Written instruction: Repeat, without any change, the entries presented below.

Dataset entries on figures:
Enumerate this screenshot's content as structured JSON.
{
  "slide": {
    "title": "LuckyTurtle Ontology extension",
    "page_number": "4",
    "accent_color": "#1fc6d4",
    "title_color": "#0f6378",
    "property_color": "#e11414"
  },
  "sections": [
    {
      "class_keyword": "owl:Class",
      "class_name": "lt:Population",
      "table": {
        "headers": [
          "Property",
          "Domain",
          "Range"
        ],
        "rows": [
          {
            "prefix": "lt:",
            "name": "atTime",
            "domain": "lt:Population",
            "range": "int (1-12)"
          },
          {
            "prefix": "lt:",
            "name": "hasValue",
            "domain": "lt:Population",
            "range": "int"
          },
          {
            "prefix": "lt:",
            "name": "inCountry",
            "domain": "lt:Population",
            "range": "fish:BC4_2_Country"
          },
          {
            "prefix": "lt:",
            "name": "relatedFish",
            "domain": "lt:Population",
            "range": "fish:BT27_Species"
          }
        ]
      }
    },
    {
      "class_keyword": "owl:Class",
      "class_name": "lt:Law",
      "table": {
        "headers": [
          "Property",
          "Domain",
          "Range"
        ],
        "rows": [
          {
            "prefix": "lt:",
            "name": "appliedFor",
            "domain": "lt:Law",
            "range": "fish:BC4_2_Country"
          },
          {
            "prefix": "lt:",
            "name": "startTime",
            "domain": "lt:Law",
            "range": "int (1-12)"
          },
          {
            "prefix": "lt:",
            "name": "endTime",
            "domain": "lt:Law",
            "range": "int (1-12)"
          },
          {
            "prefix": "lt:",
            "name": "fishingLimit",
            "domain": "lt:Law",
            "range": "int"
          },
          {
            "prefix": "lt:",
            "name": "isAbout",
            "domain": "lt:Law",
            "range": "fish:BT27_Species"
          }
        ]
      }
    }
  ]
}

Output of the exercise:
Enumerate this screenshot's content as structured JSON.
{
  "slide": {
    "title": "LuckyTurtle Ontology extension",
    "page_number": "4",
    "accent_color": "#1fc6d4",
    "title_color": "#0f6378",
    "property_color": "#e11414"
  },
  "sections": [
    {
      "class_keyword": "owl:Class",
      "class_name": "lt:Population",
      "table": {
        "headers": [
          "Property",
          "Domain",
          "Range"
        ],
        "rows": [
          {
            "prefix": "lt:",
            "name": "atTime",
            "domain": "lt:Population",
            "range": "int (1-12)"
          },
          {
            "prefix": "lt:",
            "name": "hasValue",
            "domain": "lt:Population",
            "range": "int"
          },
          {
            "prefix": "lt:",
            "name": "inCountry",
            "domain": "lt:Population",
            "range": "fish:BC4_2_Country"
          },
          {
            "prefix": "lt:",
            "name": "relatedFish",
            "domain": "lt:Population",
            "range": "fish:BT27_Species"
          }
        ]
      }
    },
    {
      "class_keyword": "owl:Class",
      "class_name": "lt:Law",
      "table": {
        "headers": [
          "Property",
          "Domain",
          "Range"
        ],
        "rows": [
          {
            "prefix": "lt:",
            "name": "appliedFor",
            "domain": "lt:Law",
            "range": "fish:BC4_2_Country"
          },
          {
            "prefix": "lt:",
            "name": "startTime",
            "domain": "lt:Law",
            "range": "int (1-12)"
          },
          {
            "prefix": "lt:",
            "name": "endTime",
            "domain": "lt:Law",
            "range": "int (1-12)"
          },
          {
            "prefix": "lt:",
            "name": "fishingLimit",
            "domain": "lt:Law",
            "range": "int"
          },
          {
            "prefix": "lt:",
            "name": "isAbout",
            "domain": "lt:Law",
            "range": "fish:BT27_Species"
          }
        ]
      }
    }
  ]
}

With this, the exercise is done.